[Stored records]
•••••

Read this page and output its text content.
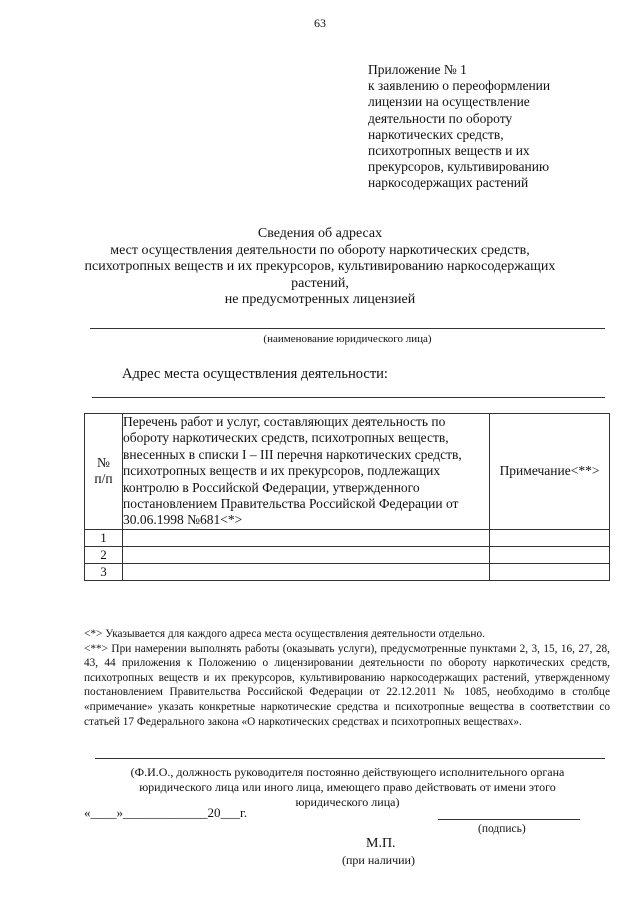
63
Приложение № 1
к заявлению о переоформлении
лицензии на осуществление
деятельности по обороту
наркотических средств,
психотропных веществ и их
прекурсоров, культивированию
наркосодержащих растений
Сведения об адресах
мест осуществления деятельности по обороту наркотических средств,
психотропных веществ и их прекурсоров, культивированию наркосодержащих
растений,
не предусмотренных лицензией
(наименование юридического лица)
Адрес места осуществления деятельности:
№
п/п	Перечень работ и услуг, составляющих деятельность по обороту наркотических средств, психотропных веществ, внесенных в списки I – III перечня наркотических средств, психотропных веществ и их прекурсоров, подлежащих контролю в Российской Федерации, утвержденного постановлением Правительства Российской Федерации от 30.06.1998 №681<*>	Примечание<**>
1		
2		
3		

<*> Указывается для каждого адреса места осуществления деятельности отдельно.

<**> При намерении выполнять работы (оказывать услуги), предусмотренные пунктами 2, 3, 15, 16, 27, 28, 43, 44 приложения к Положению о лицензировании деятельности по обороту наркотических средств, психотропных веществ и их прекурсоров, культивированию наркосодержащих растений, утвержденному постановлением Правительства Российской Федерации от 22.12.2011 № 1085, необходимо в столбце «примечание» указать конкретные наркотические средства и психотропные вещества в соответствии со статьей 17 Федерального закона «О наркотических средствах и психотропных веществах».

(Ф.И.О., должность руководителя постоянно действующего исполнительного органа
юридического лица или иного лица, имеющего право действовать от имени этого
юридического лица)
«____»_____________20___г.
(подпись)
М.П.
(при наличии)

•••••

> **Work to do**
Reproduce the records verbatim, omitting all images they contain.

> **Written response**
Read this page and output its text content.
63
Приложение № 1
к заявлению о переоформлении
лицензии на осуществление
деятельности по обороту
наркотических средств,
психотропных веществ и их
прекурсоров, культивированию
наркосодержащих растений
Сведения об адресах
мест осуществления деятельности по обороту наркотических средств,
психотропных веществ и их прекурсоров, культивированию наркосодержащих
растений,
не предусмотренных лицензией
(наименование юридического лица)
Адрес места осуществления деятельности:
№
п/п	Перечень работ и услуг, составляющих деятельность по обороту наркотических средств, психотропных веществ, внесенных в списки I – III перечня наркотических средств, психотропных веществ и их прекурсоров, подлежащих контролю в Российской Федерации, утвержденного постановлением Правительства Российской Федерации от 30.06.1998 №681<*>	Примечание<**>
1		
2		
3		

<*> Указывается для каждого адреса места осуществления деятельности отдельно.

<**> При намерении выполнять работы (оказывать услуги), предусмотренные пунктами 2, 3, 15, 16, 27, 28, 43, 44 приложения к Положению о лицензировании деятельности по обороту наркотических средств, психотропных веществ и их прекурсоров, культивированию наркосодержащих растений, утвержденному постановлением Правительства Российской Федерации от 22.12.2011 № 1085, необходимо в столбце «примечание» указать конкретные наркотические средства и психотропные вещества в соответствии со статьей 17 Федерального закона «О наркотических средствах и психотропных веществах».

(Ф.И.О., должность руководителя постоянно действующего исполнительного органа
юридического лица или иного лица, имеющего право действовать от имени этого
юридического лица)
«____»_____________20___г.
(подпись)
М.П.
(при наличии)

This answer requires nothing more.